▶ _What to do_:
1 - Which places are named in the account of Rajkumar's childhood below?
2 - Carry the account of Rajkumar's childhood below forward, picking up after its final sentence.

My name is Rajkumar. I was born in the village Tatarpur of district Aligarh in year1967. I belong to a Hindu family. We are seven brothers and sisters in total. We are three brothers and 4 sisters, and i am sixth child to our parents. My elder brother Raghuwar Dayal was working in AMC Force. I remember, when I was 4 years old, my elder sister (Didi) and her husband (Bahnoi) adopted me.
I came to Delhi with them and lived quite long span of my life with them. They had no child till then and they loved me as if I was their own kid. They fulfilled all my requirements/desires as and when stated. As the days passed by, I grew up to know that at time my father was working in a Shipping Corporation as a guard. He also loved me a lot. In fact, Didi, Bahnoi, elder brother and love of my parents was so much in plenty for me that I would lack nothing. I was very active child. Right from the small age of 7-8, I started earning my pocket-money through some home-trades so I was independent to some extent to take my decisions on my own.

▶ _Data_:

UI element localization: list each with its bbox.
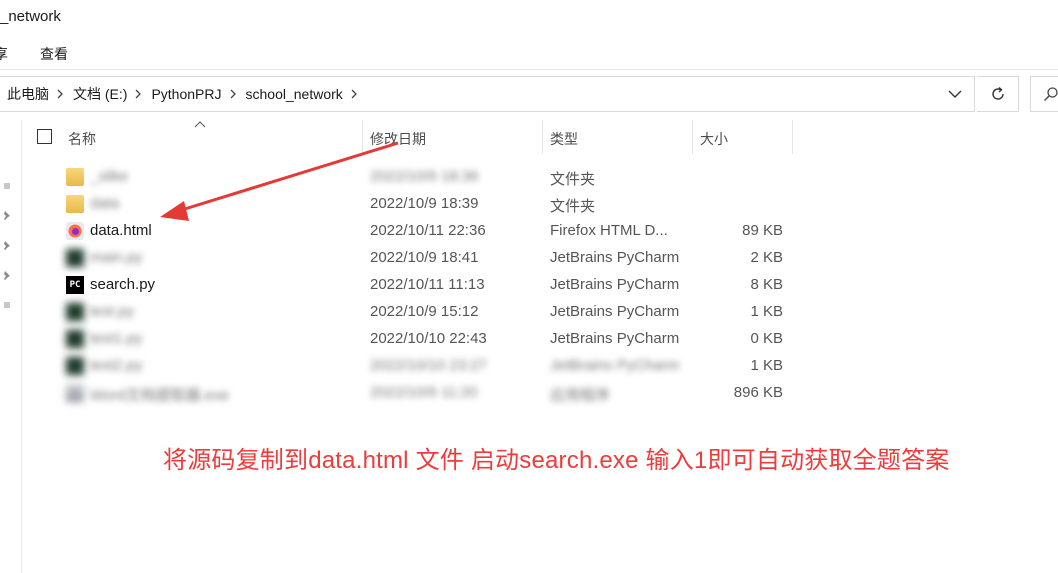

▶ _In response_:
1 - Tatarpur, Aligarh, Delhi

2 -
In year 1978, I took membership of Rashtriya Swyamsewak Sangh (RSS). I would go to Shakha that was lead by Guruji Lakshmi Ji in the park (usually called as Tanki wala park) in Dakshinpuri. I usually would go in SEVA BHARTI. In this way I grew up in RSS environment, where we were taught the art of self-defence and different sort of fighting tricks / techniques. Here I learnt many exciting games and weapons like Lathi, Talwar, Ballabhbhh etc. Simultaneously I was learning Judo-Karate and exercises to build the body. As I learnt all these things, I was no more afraid of anybody, and this was the reason I went on being ill mannered and mischievous day by day. I was proud of my physical strength and fighting tactics. I was proud and would cherish the fact that I could beat 4-5 guys at a time like a filmy hero. I knocked down many big badmaash and gain a big fame of being a bigger badmaash. I started enjoying the company of wicked/anti-social guys and became quite popular. I had a very loose temper and would be angry in no time for any cause.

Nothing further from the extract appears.